Task details -
Will you quote all of the entries, word for word?
==*==
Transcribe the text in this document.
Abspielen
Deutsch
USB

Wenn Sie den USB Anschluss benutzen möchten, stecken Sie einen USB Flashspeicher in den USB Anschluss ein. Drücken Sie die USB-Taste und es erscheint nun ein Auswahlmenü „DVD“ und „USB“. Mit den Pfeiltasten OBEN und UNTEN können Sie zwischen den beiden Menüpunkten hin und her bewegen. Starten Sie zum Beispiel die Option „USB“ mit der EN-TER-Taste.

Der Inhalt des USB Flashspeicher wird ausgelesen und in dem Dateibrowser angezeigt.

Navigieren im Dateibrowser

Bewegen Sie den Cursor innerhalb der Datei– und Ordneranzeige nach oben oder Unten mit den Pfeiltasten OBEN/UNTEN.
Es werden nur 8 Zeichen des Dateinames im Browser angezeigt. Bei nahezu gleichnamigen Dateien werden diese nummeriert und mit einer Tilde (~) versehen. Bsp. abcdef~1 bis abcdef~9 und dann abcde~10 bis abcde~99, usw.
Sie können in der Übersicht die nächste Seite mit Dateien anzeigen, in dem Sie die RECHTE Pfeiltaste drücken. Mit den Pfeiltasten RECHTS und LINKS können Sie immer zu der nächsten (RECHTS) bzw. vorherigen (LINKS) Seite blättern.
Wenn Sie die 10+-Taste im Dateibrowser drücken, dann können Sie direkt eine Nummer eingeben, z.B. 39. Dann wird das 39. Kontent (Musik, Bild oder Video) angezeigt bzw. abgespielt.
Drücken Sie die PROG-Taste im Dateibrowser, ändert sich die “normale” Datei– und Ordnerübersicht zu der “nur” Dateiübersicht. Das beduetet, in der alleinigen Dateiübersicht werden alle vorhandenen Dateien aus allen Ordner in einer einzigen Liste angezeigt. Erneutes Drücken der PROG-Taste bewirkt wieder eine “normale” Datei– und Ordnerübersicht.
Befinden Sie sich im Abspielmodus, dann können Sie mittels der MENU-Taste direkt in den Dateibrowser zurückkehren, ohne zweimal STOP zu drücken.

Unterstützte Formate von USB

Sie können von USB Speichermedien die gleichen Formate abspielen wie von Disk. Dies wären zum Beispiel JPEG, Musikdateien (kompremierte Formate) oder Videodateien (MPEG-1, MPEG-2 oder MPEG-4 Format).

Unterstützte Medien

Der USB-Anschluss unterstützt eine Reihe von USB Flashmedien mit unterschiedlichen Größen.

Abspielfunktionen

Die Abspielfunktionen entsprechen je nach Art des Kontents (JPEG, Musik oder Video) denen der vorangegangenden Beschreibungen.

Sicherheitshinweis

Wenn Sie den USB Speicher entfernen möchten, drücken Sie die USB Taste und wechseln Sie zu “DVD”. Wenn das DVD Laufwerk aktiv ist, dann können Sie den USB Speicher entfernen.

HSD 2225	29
==*==
Output of the exercise -
Transcribe the text in this document.
Abspielen
Deutsch
USB

Wenn Sie den USB Anschluss benutzen möchten, stecken Sie einen USB Flashspeicher in den USB Anschluss ein. Drücken Sie die USB-Taste und es erscheint nun ein Auswahlmenü „DVD“ und „USB“. Mit den Pfeiltasten OBEN und UNTEN können Sie zwischen den beiden Menüpunkten hin und her bewegen. Starten Sie zum Beispiel die Option „USB“ mit der EN-TER-Taste.

Der Inhalt des USB Flashspeicher wird ausgelesen und in dem Dateibrowser angezeigt.

Navigieren im Dateibrowser

Bewegen Sie den Cursor innerhalb der Datei– und Ordneranzeige nach oben oder Unten mit den Pfeiltasten OBEN/UNTEN.
Es werden nur 8 Zeichen des Dateinames im Browser angezeigt. Bei nahezu gleichnamigen Dateien werden diese nummeriert und mit einer Tilde (~) versehen. Bsp. abcdef~1 bis abcdef~9 und dann abcde~10 bis abcde~99, usw.
Sie können in der Übersicht die nächste Seite mit Dateien anzeigen, in dem Sie die RECHTE Pfeiltaste drücken. Mit den Pfeiltasten RECHTS und LINKS können Sie immer zu der nächsten (RECHTS) bzw. vorherigen (LINKS) Seite blättern.
Wenn Sie die 10+-Taste im Dateibrowser drücken, dann können Sie direkt eine Nummer eingeben, z.B. 39. Dann wird das 39. Kontent (Musik, Bild oder Video) angezeigt bzw. abgespielt.
Drücken Sie die PROG-Taste im Dateibrowser, ändert sich die “normale” Datei– und Ordnerübersicht zu der “nur” Dateiübersicht. Das beduetet, in der alleinigen Dateiübersicht werden alle vorhandenen Dateien aus allen Ordner in einer einzigen Liste angezeigt. Erneutes Drücken der PROG-Taste bewirkt wieder eine “normale” Datei– und Ordnerübersicht.
Befinden Sie sich im Abspielmodus, dann können Sie mittels der MENU-Taste direkt in den Dateibrowser zurückkehren, ohne zweimal STOP zu drücken.

Unterstützte Formate von USB

Sie können von USB Speichermedien die gleichen Formate abspielen wie von Disk. Dies wären zum Beispiel JPEG, Musikdateien (kompremierte Formate) oder Videodateien (MPEG-1, MPEG-2 oder MPEG-4 Format).

Unterstützte Medien

Der USB-Anschluss unterstützt eine Reihe von USB Flashmedien mit unterschiedlichen Größen.

Abspielfunktionen

Die Abspielfunktionen entsprechen je nach Art des Kontents (JPEG, Musik oder Video) denen der vorangegangenden Beschreibungen.

Sicherheitshinweis

Wenn Sie den USB Speicher entfernen möchten, drücken Sie die USB Taste und wechseln Sie zu “DVD”. Wenn das DVD Laufwerk aktiv ist, dann können Sie den USB Speicher entfernen.

HSD 2225	29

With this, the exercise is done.